• [GIVEN REQUEST] Copy the records below exactly as they appear.

◇ ◇ ◇ ◇

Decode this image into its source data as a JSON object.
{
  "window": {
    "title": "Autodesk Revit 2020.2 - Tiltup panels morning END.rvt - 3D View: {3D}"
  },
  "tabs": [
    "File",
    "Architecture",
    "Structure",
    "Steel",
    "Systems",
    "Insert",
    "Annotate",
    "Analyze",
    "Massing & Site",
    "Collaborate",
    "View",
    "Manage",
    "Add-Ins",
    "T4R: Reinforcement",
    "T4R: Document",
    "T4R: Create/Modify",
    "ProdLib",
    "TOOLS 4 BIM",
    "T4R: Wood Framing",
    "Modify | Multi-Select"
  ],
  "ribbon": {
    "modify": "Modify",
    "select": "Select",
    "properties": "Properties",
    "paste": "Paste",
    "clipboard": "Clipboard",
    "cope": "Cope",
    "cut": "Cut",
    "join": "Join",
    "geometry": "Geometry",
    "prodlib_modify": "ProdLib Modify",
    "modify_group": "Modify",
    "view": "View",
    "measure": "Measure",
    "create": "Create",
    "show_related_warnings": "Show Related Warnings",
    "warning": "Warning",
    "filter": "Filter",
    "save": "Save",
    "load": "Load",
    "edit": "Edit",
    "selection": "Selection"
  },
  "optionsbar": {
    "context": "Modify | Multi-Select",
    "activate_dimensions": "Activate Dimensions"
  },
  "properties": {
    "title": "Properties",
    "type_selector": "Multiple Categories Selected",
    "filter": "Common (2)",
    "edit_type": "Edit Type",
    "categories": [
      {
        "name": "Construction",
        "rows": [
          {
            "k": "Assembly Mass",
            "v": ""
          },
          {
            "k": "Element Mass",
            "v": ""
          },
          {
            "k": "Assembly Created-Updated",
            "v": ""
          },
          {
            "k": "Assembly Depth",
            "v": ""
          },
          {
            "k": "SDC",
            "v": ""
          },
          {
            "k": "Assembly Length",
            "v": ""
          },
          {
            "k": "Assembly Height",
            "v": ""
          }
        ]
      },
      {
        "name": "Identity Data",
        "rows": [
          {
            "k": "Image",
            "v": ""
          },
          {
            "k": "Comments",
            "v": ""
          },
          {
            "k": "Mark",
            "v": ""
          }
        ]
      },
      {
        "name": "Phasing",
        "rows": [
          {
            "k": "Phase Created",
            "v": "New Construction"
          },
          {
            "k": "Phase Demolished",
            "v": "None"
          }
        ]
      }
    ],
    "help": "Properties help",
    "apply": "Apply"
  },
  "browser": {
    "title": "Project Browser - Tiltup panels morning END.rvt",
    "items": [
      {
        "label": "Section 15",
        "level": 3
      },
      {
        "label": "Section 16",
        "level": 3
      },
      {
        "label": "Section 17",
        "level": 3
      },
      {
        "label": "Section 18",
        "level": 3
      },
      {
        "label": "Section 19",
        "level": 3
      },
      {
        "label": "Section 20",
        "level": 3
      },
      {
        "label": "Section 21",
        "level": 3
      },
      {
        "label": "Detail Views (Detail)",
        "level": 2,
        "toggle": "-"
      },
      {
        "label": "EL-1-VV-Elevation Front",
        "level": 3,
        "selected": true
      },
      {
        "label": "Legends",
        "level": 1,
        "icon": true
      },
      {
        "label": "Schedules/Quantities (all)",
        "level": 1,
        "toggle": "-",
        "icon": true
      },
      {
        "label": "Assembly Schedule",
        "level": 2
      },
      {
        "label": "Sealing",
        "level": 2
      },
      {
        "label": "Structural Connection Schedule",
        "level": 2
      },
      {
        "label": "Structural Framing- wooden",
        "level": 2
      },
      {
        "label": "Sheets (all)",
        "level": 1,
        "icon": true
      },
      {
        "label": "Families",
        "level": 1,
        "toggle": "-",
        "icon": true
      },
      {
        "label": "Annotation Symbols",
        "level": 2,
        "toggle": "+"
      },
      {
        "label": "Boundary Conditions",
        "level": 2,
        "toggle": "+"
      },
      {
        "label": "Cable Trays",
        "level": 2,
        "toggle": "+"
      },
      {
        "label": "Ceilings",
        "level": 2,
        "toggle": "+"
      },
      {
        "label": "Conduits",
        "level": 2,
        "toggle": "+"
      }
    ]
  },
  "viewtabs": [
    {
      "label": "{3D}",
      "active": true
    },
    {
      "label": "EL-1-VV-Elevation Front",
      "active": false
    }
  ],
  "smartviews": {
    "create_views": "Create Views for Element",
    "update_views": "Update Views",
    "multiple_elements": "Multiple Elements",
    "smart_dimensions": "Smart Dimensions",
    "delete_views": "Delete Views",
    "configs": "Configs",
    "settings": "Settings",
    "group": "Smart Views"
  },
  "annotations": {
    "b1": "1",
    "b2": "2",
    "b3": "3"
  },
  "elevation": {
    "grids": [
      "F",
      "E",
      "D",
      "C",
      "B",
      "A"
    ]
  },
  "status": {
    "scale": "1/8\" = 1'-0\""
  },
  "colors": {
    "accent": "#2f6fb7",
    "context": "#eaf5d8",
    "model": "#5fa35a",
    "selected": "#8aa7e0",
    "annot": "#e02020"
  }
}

◇ ◇ ◇ ◇

• [REPLY]
Decode this image into its source data as a JSON object.
{
  "window": {
    "title": "Autodesk Revit 2020.2 - Tiltup panels morning END.rvt - 3D View: {3D}"
  },
  "tabs": [
    "File",
    "Architecture",
    "Structure",
    "Steel",
    "Systems",
    "Insert",
    "Annotate",
    "Analyze",
    "Massing & Site",
    "Collaborate",
    "View",
    "Manage",
    "Add-Ins",
    "T4R: Reinforcement",
    "T4R: Document",
    "T4R: Create/Modify",
    "ProdLib",
    "TOOLS 4 BIM",
    "T4R: Wood Framing",
    "Modify | Multi-Select"
  ],
  "ribbon": {
    "modify": "Modify",
    "select": "Select",
    "properties": "Properties",
    "paste": "Paste",
    "clipboard": "Clipboard",
    "cope": "Cope",
    "cut": "Cut",
    "join": "Join",
    "geometry": "Geometry",
    "prodlib_modify": "ProdLib Modify",
    "modify_group": "Modify",
    "view": "View",
    "measure": "Measure",
    "create": "Create",
    "show_related_warnings": "Show Related Warnings",
    "warning": "Warning",
    "filter": "Filter",
    "save": "Save",
    "load": "Load",
    "edit": "Edit",
    "selection": "Selection"
  },
  "optionsbar": {
    "context": "Modify | Multi-Select",
    "activate_dimensions": "Activate Dimensions"
  },
  "properties": {
    "title": "Properties",
    "type_selector": "Multiple Categories Selected",
    "filter": "Common (2)",
    "edit_type": "Edit Type",
    "categories": [
      {
        "name": "Construction",
        "rows": [
          {
            "k": "Assembly Mass",
            "v": ""
          },
          {
            "k": "Element Mass",
            "v": ""
          },
          {
            "k": "Assembly Created-Updated",
            "v": ""
          },
          {
            "k": "Assembly Depth",
            "v": ""
          },
          {
            "k": "SDC",
            "v": ""
          },
          {
            "k": "Assembly Length",
            "v": ""
          },
          {
            "k": "Assembly Height",
            "v": ""
          }
        ]
      },
      {
        "name": "Identity Data",
        "rows": [
          {
            "k": "Image",
            "v": ""
          },
          {
            "k": "Comments",
            "v": ""
          },
          {
            "k": "Mark",
            "v": ""
          }
        ]
      },
      {
        "name": "Phasing",
        "rows": [
          {
            "k": "Phase Created",
            "v": "New Construction"
          },
          {
            "k": "Phase Demolished",
            "v": "None"
          }
        ]
      }
    ],
    "help": "Properties help",
    "apply": "Apply"
  },
  "browser": {
    "title": "Project Browser - Tiltup panels morning END.rvt",
    "items": [
      {
        "label": "Section 15",
        "level": 3
      },
      {
        "label": "Section 16",
        "level": 3
      },
      {
        "label": "Section 17",
        "level": 3
      },
      {
        "label": "Section 18",
        "level": 3
      },
      {
        "label": "Section 19",
        "level": 3
      },
      {
        "label": "Section 20",
        "level": 3
      },
      {
        "label": "Section 21",
        "level": 3
      },
      {
        "label": "Detail Views (Detail)",
        "level": 2,
        "toggle": "-"
      },
      {
        "label": "EL-1-VV-Elevation Front",
        "level": 3,
        "selected": true
      },
      {
        "label": "Legends",
        "level": 1,
        "icon": true
      },
      {
        "label": "Schedules/Quantities (all)",
        "level": 1,
        "toggle": "-",
        "icon": true
      },
      {
        "label": "Assembly Schedule",
        "level": 2
      },
      {
        "label": "Sealing",
        "level": 2
      },
      {
        "label": "Structural Connection Schedule",
        "level": 2
      },
      {
        "label": "Structural Framing- wooden",
        "level": 2
      },
      {
        "label": "Sheets (all)",
        "level": 1,
        "icon": true
      },
      {
        "label": "Families",
        "level": 1,
        "toggle": "-",
        "icon": true
      },
      {
        "label": "Annotation Symbols",
        "level": 2,
        "toggle": "+"
      },
      {
        "label": "Boundary Conditions",
        "level": 2,
        "toggle": "+"
      },
      {
        "label": "Cable Trays",
        "level": 2,
        "toggle": "+"
      },
      {
        "label": "Ceilings",
        "level": 2,
        "toggle": "+"
      },
      {
        "label": "Conduits",
        "level": 2,
        "toggle": "+"
      }
    ]
  },
  "viewtabs": [
    {
      "label": "{3D}",
      "active": true
    },
    {
      "label": "EL-1-VV-Elevation Front",
      "active": false
    }
  ],
  "smartviews": {
    "create_views": "Create Views for Element",
    "update_views": "Update Views",
    "multiple_elements": "Multiple Elements",
    "smart_dimensions": "Smart Dimensions",
    "delete_views": "Delete Views",
    "configs": "Configs",
    "settings": "Settings",
    "group": "Smart Views"
  },
  "annotations": {
    "b1": "1",
    "b2": "2",
    "b3": "3"
  },
  "elevation": {
    "grids": [
      "F",
      "E",
      "D",
      "C",
      "B",
      "A"
    ]
  },
  "status": {
    "scale": "1/8\" = 1'-0\""
  },
  "colors": {
    "accent": "#2f6fb7",
    "context": "#eaf5d8",
    "model": "#5fa35a",
    "selected": "#8aa7e0",
    "annot": "#e02020"
  }
}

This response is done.